* Prompt: Using the listing below, extract each line that has the word "this" in it.

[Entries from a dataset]
§

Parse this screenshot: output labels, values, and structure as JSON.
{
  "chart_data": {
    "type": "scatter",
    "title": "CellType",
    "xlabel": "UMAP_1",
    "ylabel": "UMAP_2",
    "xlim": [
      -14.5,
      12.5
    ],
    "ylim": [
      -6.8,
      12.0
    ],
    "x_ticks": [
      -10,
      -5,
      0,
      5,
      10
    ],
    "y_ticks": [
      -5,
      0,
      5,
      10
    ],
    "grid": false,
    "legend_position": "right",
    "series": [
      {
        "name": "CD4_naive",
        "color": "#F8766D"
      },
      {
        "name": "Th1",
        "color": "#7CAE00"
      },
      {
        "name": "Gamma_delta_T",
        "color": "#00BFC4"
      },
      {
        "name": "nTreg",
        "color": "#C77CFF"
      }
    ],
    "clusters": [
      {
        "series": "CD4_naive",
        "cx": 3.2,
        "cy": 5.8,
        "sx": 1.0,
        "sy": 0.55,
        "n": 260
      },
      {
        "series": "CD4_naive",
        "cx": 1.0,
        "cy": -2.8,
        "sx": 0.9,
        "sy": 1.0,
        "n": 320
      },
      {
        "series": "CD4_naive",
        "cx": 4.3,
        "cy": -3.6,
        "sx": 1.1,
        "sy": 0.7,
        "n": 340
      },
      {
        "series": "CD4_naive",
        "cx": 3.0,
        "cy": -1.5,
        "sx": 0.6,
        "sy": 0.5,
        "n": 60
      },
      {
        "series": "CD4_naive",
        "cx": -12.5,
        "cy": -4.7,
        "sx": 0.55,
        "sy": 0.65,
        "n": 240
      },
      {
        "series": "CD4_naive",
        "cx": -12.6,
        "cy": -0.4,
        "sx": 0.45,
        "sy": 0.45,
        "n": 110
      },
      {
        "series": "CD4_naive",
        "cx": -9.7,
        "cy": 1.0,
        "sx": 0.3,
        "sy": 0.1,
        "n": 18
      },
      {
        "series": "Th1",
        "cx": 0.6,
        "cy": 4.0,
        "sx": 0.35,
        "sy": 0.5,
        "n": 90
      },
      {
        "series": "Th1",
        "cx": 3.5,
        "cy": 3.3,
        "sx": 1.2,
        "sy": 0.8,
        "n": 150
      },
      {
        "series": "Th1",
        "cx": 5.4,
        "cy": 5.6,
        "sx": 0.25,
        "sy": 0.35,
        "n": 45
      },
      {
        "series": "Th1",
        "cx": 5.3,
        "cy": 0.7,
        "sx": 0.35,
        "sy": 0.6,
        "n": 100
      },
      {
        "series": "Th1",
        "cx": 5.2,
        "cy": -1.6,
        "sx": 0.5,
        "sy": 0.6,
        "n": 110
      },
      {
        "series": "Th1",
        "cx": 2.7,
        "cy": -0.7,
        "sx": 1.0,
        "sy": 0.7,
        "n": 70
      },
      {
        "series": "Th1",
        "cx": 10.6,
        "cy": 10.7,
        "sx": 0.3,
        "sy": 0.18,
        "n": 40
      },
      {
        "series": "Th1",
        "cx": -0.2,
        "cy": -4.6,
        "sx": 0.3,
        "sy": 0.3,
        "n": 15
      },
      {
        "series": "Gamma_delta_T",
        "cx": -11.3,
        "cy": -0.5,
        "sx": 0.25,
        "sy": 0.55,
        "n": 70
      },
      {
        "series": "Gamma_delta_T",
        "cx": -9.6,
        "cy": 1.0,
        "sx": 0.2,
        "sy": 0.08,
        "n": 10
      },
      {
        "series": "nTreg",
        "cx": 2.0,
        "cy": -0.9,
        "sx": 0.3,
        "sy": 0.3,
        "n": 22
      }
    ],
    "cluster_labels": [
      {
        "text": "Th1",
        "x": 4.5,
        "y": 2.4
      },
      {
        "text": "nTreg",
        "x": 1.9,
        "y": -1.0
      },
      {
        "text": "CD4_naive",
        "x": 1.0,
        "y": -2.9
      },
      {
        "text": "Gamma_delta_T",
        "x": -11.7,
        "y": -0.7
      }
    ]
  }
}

§

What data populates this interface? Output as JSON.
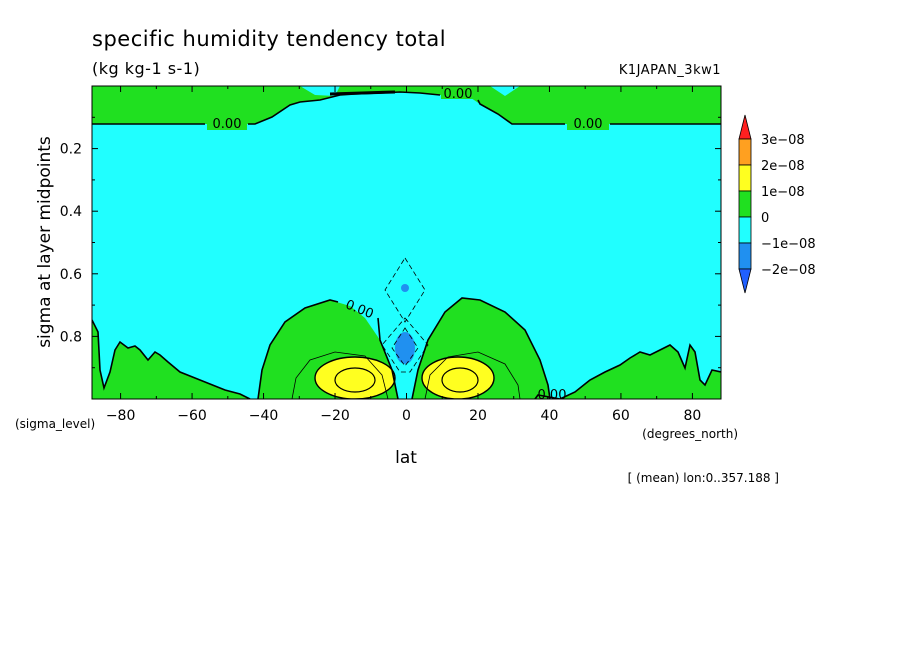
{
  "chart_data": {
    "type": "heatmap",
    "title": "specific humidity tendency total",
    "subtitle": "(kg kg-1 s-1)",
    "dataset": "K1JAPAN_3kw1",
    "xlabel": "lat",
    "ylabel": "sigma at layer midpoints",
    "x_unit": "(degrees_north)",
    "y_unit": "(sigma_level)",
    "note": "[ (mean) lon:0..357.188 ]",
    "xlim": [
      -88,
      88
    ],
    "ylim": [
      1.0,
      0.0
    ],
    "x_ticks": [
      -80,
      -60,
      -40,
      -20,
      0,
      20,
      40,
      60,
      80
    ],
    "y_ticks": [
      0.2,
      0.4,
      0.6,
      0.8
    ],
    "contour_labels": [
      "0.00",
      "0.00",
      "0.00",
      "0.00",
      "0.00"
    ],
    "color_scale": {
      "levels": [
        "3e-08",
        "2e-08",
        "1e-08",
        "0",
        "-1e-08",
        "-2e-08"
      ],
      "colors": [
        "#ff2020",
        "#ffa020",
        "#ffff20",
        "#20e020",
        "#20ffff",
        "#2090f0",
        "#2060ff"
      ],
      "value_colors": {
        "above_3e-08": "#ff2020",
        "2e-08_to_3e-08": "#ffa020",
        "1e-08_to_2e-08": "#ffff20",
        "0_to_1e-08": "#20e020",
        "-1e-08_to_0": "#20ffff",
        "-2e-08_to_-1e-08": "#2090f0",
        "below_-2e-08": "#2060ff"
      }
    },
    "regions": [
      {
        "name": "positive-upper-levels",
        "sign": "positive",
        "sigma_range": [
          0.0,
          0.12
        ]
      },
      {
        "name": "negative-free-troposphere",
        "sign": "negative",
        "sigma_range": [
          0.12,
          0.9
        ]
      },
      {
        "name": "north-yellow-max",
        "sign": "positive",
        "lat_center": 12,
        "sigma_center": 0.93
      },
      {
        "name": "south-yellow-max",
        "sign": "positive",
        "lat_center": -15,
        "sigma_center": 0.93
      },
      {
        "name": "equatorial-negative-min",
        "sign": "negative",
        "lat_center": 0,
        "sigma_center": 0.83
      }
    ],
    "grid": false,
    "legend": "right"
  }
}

§

* Task output:
Parse this screenshot: output labels, values, and structure as JSON.
What data populates this interface? Output as JSON.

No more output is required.